:: Work instructions ::
Set out each line from the following listing that includes the word "years".

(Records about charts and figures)

● ● ● ● ●

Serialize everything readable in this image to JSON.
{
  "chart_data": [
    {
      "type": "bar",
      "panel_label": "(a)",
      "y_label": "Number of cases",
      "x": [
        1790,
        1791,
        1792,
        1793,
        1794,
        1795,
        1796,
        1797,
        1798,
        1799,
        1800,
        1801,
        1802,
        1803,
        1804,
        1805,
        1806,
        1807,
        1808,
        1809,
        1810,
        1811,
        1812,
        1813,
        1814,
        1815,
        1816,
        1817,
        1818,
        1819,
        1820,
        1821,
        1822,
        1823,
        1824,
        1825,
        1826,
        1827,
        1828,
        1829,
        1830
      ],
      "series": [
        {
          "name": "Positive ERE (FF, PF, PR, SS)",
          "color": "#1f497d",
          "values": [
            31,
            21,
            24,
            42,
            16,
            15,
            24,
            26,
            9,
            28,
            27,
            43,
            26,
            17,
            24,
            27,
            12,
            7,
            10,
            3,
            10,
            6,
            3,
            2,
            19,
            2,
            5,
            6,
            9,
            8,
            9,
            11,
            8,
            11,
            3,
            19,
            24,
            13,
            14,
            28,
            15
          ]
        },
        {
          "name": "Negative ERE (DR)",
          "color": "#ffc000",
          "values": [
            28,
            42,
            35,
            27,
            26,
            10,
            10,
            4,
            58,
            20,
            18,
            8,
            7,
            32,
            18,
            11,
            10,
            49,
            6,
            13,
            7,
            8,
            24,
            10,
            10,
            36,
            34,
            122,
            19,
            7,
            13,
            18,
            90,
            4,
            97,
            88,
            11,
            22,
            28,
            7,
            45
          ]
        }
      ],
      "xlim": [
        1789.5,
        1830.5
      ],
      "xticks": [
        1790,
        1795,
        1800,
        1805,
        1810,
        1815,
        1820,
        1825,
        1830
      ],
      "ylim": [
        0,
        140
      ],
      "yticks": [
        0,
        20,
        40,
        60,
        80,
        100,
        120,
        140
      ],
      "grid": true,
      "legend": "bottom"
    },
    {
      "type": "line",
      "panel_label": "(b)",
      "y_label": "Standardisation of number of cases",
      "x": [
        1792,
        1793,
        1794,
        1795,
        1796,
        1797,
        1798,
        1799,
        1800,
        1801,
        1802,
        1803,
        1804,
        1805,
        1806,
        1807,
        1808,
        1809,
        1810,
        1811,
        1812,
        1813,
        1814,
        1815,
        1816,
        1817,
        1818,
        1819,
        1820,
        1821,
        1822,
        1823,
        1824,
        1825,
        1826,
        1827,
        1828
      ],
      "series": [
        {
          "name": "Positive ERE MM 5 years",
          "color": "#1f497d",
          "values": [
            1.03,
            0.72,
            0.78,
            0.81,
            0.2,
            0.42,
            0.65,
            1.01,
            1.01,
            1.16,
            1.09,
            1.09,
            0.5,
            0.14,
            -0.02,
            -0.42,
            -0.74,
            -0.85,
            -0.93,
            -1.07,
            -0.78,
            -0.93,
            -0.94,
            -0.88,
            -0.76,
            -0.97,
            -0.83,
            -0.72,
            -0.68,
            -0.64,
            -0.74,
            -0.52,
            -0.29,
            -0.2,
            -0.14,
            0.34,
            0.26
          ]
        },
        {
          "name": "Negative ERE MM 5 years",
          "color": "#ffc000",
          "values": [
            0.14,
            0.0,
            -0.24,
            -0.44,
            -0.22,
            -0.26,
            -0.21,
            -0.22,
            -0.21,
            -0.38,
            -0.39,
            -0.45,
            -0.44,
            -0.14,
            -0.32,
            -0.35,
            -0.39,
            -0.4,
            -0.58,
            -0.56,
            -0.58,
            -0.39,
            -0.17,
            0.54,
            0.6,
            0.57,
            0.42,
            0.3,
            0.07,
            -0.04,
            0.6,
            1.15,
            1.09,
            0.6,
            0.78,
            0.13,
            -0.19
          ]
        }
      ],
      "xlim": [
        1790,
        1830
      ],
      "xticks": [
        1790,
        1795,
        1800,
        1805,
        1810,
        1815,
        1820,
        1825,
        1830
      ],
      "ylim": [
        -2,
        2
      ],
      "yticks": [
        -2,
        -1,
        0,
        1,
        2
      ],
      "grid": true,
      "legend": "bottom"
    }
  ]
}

● ● ● ● ●

:: Exercise answer ::
          "name": "Positive ERE MM 5 years",
          "name": "Negative ERE MM 5 years",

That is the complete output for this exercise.